(Figure data in JSON)
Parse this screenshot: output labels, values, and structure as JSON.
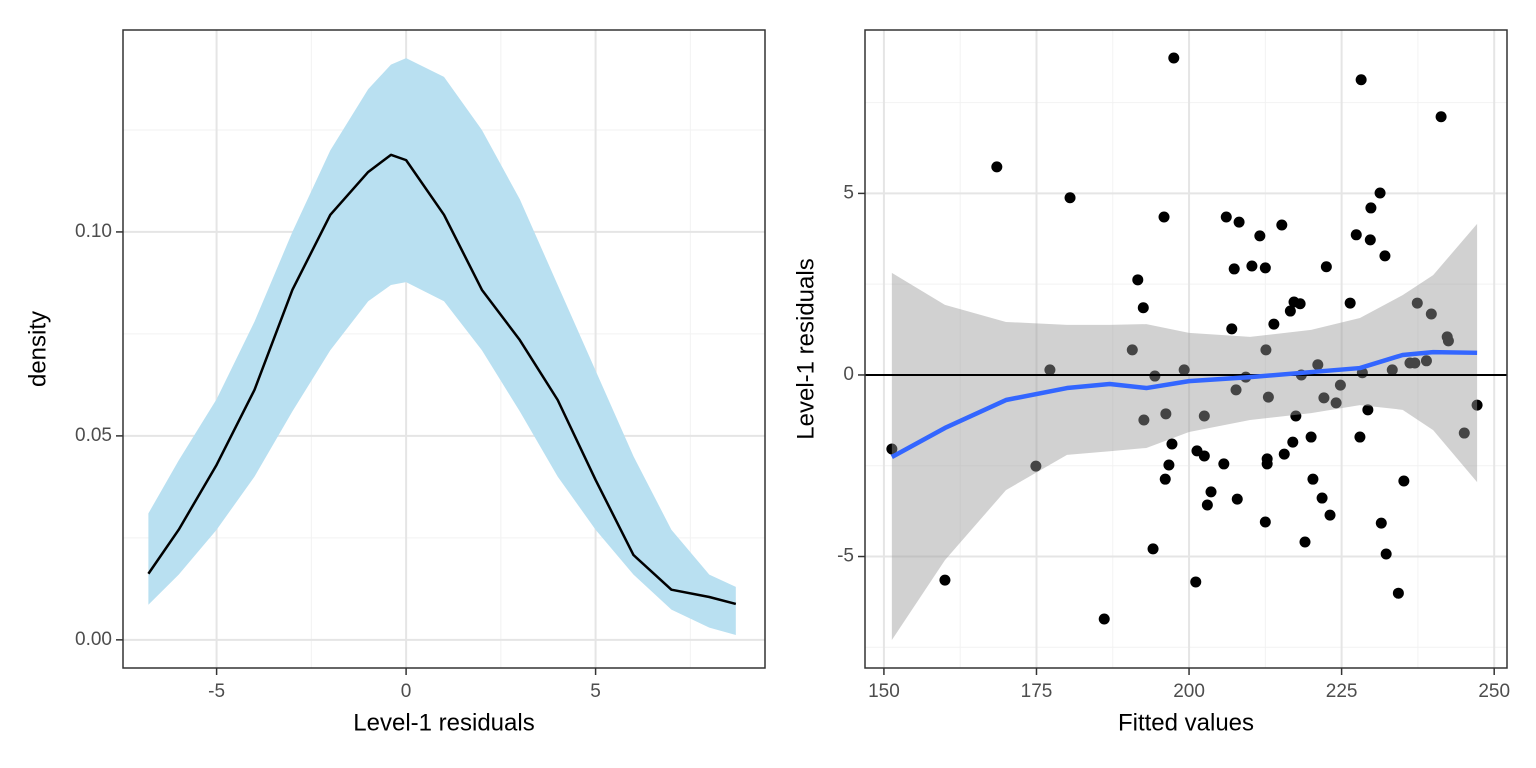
{
  "chart_data": [
    {
      "type": "density",
      "x_label": "Level-1 residuals",
      "y_label": "density",
      "x": [
        -6.8,
        -6,
        -5,
        -4,
        -3,
        -2,
        -1,
        -0.4,
        0,
        1,
        2,
        3,
        4,
        5,
        6,
        7,
        8,
        8.7
      ],
      "values": [
        0.0162,
        0.027,
        0.0429,
        0.0613,
        0.0858,
        0.1042,
        0.1147,
        0.1189,
        0.1176,
        0.1042,
        0.0858,
        0.0735,
        0.0588,
        0.0392,
        0.0208,
        0.0123,
        0.0105,
        0.0088
      ],
      "lower": [
        0.0086,
        0.016,
        0.027,
        0.04,
        0.056,
        0.071,
        0.083,
        0.087,
        0.0877,
        0.083,
        0.071,
        0.056,
        0.04,
        0.027,
        0.016,
        0.0074,
        0.003,
        0.0012
      ],
      "upper": [
        0.031,
        0.044,
        0.059,
        0.078,
        0.1,
        0.12,
        0.135,
        0.141,
        0.1426,
        0.138,
        0.125,
        0.108,
        0.087,
        0.066,
        0.045,
        0.027,
        0.016,
        0.013
      ],
      "line_color": "#000000",
      "band_color": "#b9e0f1",
      "band_alpha": 1,
      "xlim": [
        -7.47,
        9.47
      ],
      "ylim": [
        -0.0069,
        0.1495
      ],
      "xticks": [
        -5,
        0,
        5
      ],
      "yticks": [
        {
          "value": 0,
          "label": "0.00"
        },
        {
          "value": 0.05,
          "label": "0.05"
        },
        {
          "value": 0.1,
          "label": "0.10"
        }
      ],
      "minor_xticks": [
        -7.5,
        -2.5,
        2.5,
        7.5
      ],
      "minor_yticks": [
        0.025,
        0.075,
        0.125
      ],
      "grid": true
    },
    {
      "type": "scatter",
      "x_label": "Fitted values",
      "y_label": "Level-1 residuals",
      "x": [
        151.3,
        160.0,
        168.5,
        174.9,
        177.2,
        180.5,
        186.1,
        190.7,
        191.6,
        192.5,
        192.6,
        194.1,
        194.4,
        195.9,
        196.2,
        196.1,
        196.7,
        197.2,
        197.5,
        199.2,
        201.1,
        201.3,
        202.5,
        202.5,
        203.0,
        203.6,
        205.7,
        206.1,
        207.0,
        207.4,
        207.7,
        207.9,
        208.2,
        209.3,
        210.3,
        211.6,
        212.5,
        212.5,
        212.6,
        212.8,
        212.8,
        213.0,
        213.9,
        215.2,
        215.6,
        216.6,
        217.0,
        217.2,
        217.5,
        218.2,
        218.4,
        219.0,
        220.0,
        220.3,
        221.1,
        221.8,
        222.1,
        222.5,
        223.1,
        224.1,
        224.8,
        226.4,
        227.4,
        228.0,
        228.2,
        228.4,
        229.3,
        229.7,
        229.8,
        231.3,
        231.5,
        232.1,
        232.3,
        233.3,
        234.3,
        235.2,
        236.2,
        237.0,
        237.4,
        238.9,
        239.7,
        241.3,
        242.3,
        242.5,
        245.1,
        247.2
      ],
      "values": [
        -2.04,
        -5.65,
        5.73,
        -2.51,
        0.14,
        4.88,
        -6.72,
        0.69,
        2.62,
        1.85,
        -1.24,
        -4.79,
        -0.03,
        4.35,
        -1.07,
        -2.87,
        -2.48,
        -1.9,
        8.73,
        0.14,
        -5.7,
        -2.09,
        -2.23,
        -1.13,
        -3.58,
        -3.22,
        -2.45,
        4.35,
        1.27,
        2.92,
        -0.41,
        -3.42,
        4.21,
        -0.06,
        3.0,
        3.83,
        -4.05,
        2.95,
        0.69,
        -2.31,
        -2.45,
        -0.61,
        1.4,
        4.13,
        -2.18,
        1.76,
        -1.85,
        2.01,
        -1.13,
        1.96,
        0.0,
        -4.6,
        -1.71,
        -2.87,
        0.28,
        -3.39,
        -0.63,
        2.98,
        -3.86,
        -0.77,
        -0.28,
        1.98,
        3.86,
        -1.71,
        8.13,
        0.06,
        -0.96,
        3.72,
        4.6,
        5.01,
        -4.08,
        3.28,
        -4.93,
        0.14,
        -6.01,
        -2.92,
        0.33,
        0.33,
        1.98,
        0.39,
        1.68,
        7.11,
        1.05,
        0.94,
        -1.6,
        -0.83
      ],
      "point_color": "#000000",
      "smooth": {
        "x": [
          151.3,
          160,
          170,
          180,
          187,
          193,
          200,
          210,
          220,
          228,
          235,
          240,
          247.2
        ],
        "values": [
          -2.26,
          -1.46,
          -0.69,
          -0.36,
          -0.25,
          -0.36,
          -0.17,
          -0.06,
          0.08,
          0.19,
          0.55,
          0.63,
          0.61
        ],
        "lower": [
          -7.3,
          -5.1,
          -3.17,
          -2.2,
          -2.1,
          -2.01,
          -1.57,
          -1.24,
          -1.05,
          -0.83,
          -0.96,
          -1.52,
          -2.95
        ],
        "upper": [
          2.81,
          1.93,
          1.46,
          1.38,
          1.38,
          1.4,
          1.16,
          1.05,
          1.24,
          1.57,
          2.2,
          2.75,
          4.16
        ],
        "color": "#3366ff",
        "band_color": "#999999",
        "band_alpha": 0.45
      },
      "hline": 0,
      "hline_color": "#000000",
      "xlim": [
        146.9,
        252.1
      ],
      "ylim": [
        -8.07,
        9.5
      ],
      "xticks": [
        150,
        175,
        200,
        225,
        250
      ],
      "yticks": [
        -5,
        0,
        5
      ],
      "minor_xticks": [
        162.5,
        187.5,
        212.5,
        237.5
      ],
      "minor_yticks": [
        -7.5,
        -2.5,
        2.5,
        7.5
      ],
      "grid": true
    }
  ]
}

● Work to be completed:
Count how many lines of the material hold the string "residuals". Give the number and nothing more.

● Exercise output:
2